> **WHAT THE EXERCISE ASKS**
Nothing may be dropped or altered: reproduce all the data.

> **DATASET EXTRACT**
******
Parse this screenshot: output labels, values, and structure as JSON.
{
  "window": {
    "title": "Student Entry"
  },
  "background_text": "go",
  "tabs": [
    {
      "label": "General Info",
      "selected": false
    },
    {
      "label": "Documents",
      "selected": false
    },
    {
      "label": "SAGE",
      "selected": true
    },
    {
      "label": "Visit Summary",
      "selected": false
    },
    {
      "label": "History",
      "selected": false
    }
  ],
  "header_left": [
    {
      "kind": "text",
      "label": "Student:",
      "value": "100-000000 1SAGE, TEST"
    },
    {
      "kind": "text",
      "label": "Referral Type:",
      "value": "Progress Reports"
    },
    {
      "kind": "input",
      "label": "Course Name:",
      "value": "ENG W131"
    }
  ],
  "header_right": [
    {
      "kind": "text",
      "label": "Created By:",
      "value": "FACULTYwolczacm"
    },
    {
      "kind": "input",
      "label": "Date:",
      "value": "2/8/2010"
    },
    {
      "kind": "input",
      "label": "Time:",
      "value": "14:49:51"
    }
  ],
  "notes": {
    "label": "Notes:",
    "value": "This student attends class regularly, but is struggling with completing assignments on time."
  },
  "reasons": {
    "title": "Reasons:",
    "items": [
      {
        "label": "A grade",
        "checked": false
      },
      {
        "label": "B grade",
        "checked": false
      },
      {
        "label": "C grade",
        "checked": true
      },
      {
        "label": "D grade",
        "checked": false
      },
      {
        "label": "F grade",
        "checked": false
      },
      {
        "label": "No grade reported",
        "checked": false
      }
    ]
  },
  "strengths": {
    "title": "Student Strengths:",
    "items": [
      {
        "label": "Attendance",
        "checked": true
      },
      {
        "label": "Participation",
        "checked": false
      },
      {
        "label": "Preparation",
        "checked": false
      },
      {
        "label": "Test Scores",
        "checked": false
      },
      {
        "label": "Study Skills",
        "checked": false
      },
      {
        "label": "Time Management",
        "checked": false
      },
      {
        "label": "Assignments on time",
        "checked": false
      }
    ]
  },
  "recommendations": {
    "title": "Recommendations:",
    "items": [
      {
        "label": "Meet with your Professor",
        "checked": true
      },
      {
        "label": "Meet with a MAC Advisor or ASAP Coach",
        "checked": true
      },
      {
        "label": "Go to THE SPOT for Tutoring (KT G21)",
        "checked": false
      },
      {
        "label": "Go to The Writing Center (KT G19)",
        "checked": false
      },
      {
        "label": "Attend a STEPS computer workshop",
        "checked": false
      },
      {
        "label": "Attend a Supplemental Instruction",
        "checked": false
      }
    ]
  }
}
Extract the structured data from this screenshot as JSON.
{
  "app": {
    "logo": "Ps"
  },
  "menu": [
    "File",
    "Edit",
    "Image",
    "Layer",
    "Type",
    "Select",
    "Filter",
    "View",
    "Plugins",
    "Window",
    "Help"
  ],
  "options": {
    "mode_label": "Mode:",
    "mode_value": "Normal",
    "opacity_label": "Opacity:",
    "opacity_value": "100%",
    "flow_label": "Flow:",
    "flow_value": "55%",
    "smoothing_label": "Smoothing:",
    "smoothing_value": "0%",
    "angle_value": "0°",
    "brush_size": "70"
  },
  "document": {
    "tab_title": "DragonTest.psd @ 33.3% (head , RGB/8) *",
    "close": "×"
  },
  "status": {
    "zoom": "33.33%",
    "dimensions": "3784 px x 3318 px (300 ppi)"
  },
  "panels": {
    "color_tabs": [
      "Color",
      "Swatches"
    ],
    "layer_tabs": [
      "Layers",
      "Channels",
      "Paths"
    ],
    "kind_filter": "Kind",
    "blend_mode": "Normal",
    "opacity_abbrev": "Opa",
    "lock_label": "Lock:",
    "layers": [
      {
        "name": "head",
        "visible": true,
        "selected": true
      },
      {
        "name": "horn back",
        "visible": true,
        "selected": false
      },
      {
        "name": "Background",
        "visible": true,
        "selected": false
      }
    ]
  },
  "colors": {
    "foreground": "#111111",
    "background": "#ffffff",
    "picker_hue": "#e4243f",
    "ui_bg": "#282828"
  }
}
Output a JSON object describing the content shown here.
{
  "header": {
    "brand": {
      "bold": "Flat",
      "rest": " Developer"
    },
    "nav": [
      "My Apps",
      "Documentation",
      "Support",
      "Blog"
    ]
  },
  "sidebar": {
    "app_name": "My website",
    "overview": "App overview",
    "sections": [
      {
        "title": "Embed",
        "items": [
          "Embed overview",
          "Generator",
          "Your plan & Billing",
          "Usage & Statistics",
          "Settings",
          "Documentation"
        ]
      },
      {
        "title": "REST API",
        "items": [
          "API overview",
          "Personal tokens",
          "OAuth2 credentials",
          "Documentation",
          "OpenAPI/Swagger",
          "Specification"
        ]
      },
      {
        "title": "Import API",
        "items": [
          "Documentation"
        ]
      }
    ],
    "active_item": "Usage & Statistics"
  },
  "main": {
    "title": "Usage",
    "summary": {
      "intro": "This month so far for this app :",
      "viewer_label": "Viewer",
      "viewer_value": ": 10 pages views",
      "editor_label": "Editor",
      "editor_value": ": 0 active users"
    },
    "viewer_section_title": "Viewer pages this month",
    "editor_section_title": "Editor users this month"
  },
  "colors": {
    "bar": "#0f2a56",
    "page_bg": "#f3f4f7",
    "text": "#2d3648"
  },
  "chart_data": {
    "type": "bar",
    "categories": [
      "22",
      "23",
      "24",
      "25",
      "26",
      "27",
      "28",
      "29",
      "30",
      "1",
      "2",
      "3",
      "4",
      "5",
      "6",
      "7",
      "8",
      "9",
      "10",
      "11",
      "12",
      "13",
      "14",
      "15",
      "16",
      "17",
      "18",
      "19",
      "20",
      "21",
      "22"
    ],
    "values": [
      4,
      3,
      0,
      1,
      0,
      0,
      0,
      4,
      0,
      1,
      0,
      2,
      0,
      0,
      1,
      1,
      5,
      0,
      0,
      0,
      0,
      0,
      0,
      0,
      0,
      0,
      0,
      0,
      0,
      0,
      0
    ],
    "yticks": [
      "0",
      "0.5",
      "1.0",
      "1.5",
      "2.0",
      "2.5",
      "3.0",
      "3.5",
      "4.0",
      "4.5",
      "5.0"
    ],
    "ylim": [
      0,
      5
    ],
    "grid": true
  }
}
******
> **RESULT BELOW**
Parse this screenshot: output labels, values, and structure as JSON.
{
  "window": {
    "title": "Student Entry"
  },
  "background_text": "go",
  "tabs": [
    {
      "label": "General Info",
      "selected": false
    },
    {
      "label": "Documents",
      "selected": false
    },
    {
      "label": "SAGE",
      "selected": true
    },
    {
      "label": "Visit Summary",
      "selected": false
    },
    {
      "label": "History",
      "selected": false
    }
  ],
  "header_left": [
    {
      "kind": "text",
      "label": "Student:",
      "value": "100-000000 1SAGE, TEST"
    },
    {
      "kind": "text",
      "label": "Referral Type:",
      "value": "Progress Reports"
    },
    {
      "kind": "input",
      "label": "Course Name:",
      "value": "ENG W131"
    }
  ],
  "header_right": [
    {
      "kind": "text",
      "label": "Created By:",
      "value": "FACULTYwolczacm"
    },
    {
      "kind": "input",
      "label": "Date:",
      "value": "2/8/2010"
    },
    {
      "kind": "input",
      "label": "Time:",
      "value": "14:49:51"
    }
  ],
  "notes": {
    "label": "Notes:",
    "value": "This student attends class regularly, but is struggling with completing assignments on time."
  },
  "reasons": {
    "title": "Reasons:",
    "items": [
      {
        "label": "A grade",
        "checked": false
      },
      {
        "label": "B grade",
        "checked": false
      },
      {
        "label": "C grade",
        "checked": true
      },
      {
        "label": "D grade",
        "checked": false
      },
      {
        "label": "F grade",
        "checked": false
      },
      {
        "label": "No grade reported",
        "checked": false
      }
    ]
  },
  "strengths": {
    "title": "Student Strengths:",
    "items": [
      {
        "label": "Attendance",
        "checked": true
      },
      {
        "label": "Participation",
        "checked": false
      },
      {
        "label": "Preparation",
        "checked": false
      },
      {
        "label": "Test Scores",
        "checked": false
      },
      {
        "label": "Study Skills",
        "checked": false
      },
      {
        "label": "Time Management",
        "checked": false
      },
      {
        "label": "Assignments on time",
        "checked": false
      }
    ]
  },
  "recommendations": {
    "title": "Recommendations:",
    "items": [
      {
        "label": "Meet with your Professor",
        "checked": true
      },
      {
        "label": "Meet with a MAC Advisor or ASAP Coach",
        "checked": true
      },
      {
        "label": "Go to THE SPOT for Tutoring (KT G21)",
        "checked": false
      },
      {
        "label": "Go to The Writing Center (KT G19)",
        "checked": false
      },
      {
        "label": "Attend a STEPS computer workshop",
        "checked": false
      },
      {
        "label": "Attend a Supplemental Instruction",
        "checked": false
      }
    ]
  }
}
Extract the structured data from this screenshot as JSON.
{
  "app": {
    "logo": "Ps"
  },
  "menu": [
    "File",
    "Edit",
    "Image",
    "Layer",
    "Type",
    "Select",
    "Filter",
    "View",
    "Plugins",
    "Window",
    "Help"
  ],
  "options": {
    "mode_label": "Mode:",
    "mode_value": "Normal",
    "opacity_label": "Opacity:",
    "opacity_value": "100%",
    "flow_label": "Flow:",
    "flow_value": "55%",
    "smoothing_label": "Smoothing:",
    "smoothing_value": "0%",
    "angle_value": "0°",
    "brush_size": "70"
  },
  "document": {
    "tab_title": "DragonTest.psd @ 33.3% (head , RGB/8) *",
    "close": "×"
  },
  "status": {
    "zoom": "33.33%",
    "dimensions": "3784 px x 3318 px (300 ppi)"
  },
  "panels": {
    "color_tabs": [
      "Color",
      "Swatches"
    ],
    "layer_tabs": [
      "Layers",
      "Channels",
      "Paths"
    ],
    "kind_filter": "Kind",
    "blend_mode": "Normal",
    "opacity_abbrev": "Opa",
    "lock_label": "Lock:",
    "layers": [
      {
        "name": "head",
        "visible": true,
        "selected": true
      },
      {
        "name": "horn back",
        "visible": true,
        "selected": false
      },
      {
        "name": "Background",
        "visible": true,
        "selected": false
      }
    ]
  },
  "colors": {
    "foreground": "#111111",
    "background": "#ffffff",
    "picker_hue": "#e4243f",
    "ui_bg": "#282828"
  }
}
Output a JSON object describing the content shown here.
{
  "header": {
    "brand": {
      "bold": "Flat",
      "rest": " Developer"
    },
    "nav": [
      "My Apps",
      "Documentation",
      "Support",
      "Blog"
    ]
  },
  "sidebar": {
    "app_name": "My website",
    "overview": "App overview",
    "sections": [
      {
        "title": "Embed",
        "items": [
          "Embed overview",
          "Generator",
          "Your plan & Billing",
          "Usage & Statistics",
          "Settings",
          "Documentation"
        ]
      },
      {
        "title": "REST API",
        "items": [
          "API overview",
          "Personal tokens",
          "OAuth2 credentials",
          "Documentation",
          "OpenAPI/Swagger",
          "Specification"
        ]
      },
      {
        "title": "Import API",
        "items": [
          "Documentation"
        ]
      }
    ],
    "active_item": "Usage & Statistics"
  },
  "main": {
    "title": "Usage",
    "summary": {
      "intro": "This month so far for this app :",
      "viewer_label": "Viewer",
      "viewer_value": ": 10 pages views",
      "editor_label": "Editor",
      "editor_value": ": 0 active users"
    },
    "viewer_section_title": "Viewer pages this month",
    "editor_section_title": "Editor users this month"
  },
  "colors": {
    "bar": "#0f2a56",
    "page_bg": "#f3f4f7",
    "text": "#2d3648"
  },
  "chart_data": {
    "type": "bar",
    "categories": [
      "22",
      "23",
      "24",
      "25",
      "26",
      "27",
      "28",
      "29",
      "30",
      "1",
      "2",
      "3",
      "4",
      "5",
      "6",
      "7",
      "8",
      "9",
      "10",
      "11",
      "12",
      "13",
      "14",
      "15",
      "16",
      "17",
      "18",
      "19",
      "20",
      "21",
      "22"
    ],
    "values": [
      4,
      3,
      0,
      1,
      0,
      0,
      0,
      4,
      0,
      1,
      0,
      2,
      0,
      0,
      1,
      1,
      5,
      0,
      0,
      0,
      0,
      0,
      0,
      0,
      0,
      0,
      0,
      0,
      0,
      0,
      0
    ],
    "yticks": [
      "0",
      "0.5",
      "1.0",
      "1.5",
      "2.0",
      "2.5",
      "3.0",
      "3.5",
      "4.0",
      "4.5",
      "5.0"
    ],
    "ylim": [
      0,
      5
    ],
    "grid": true
  }
}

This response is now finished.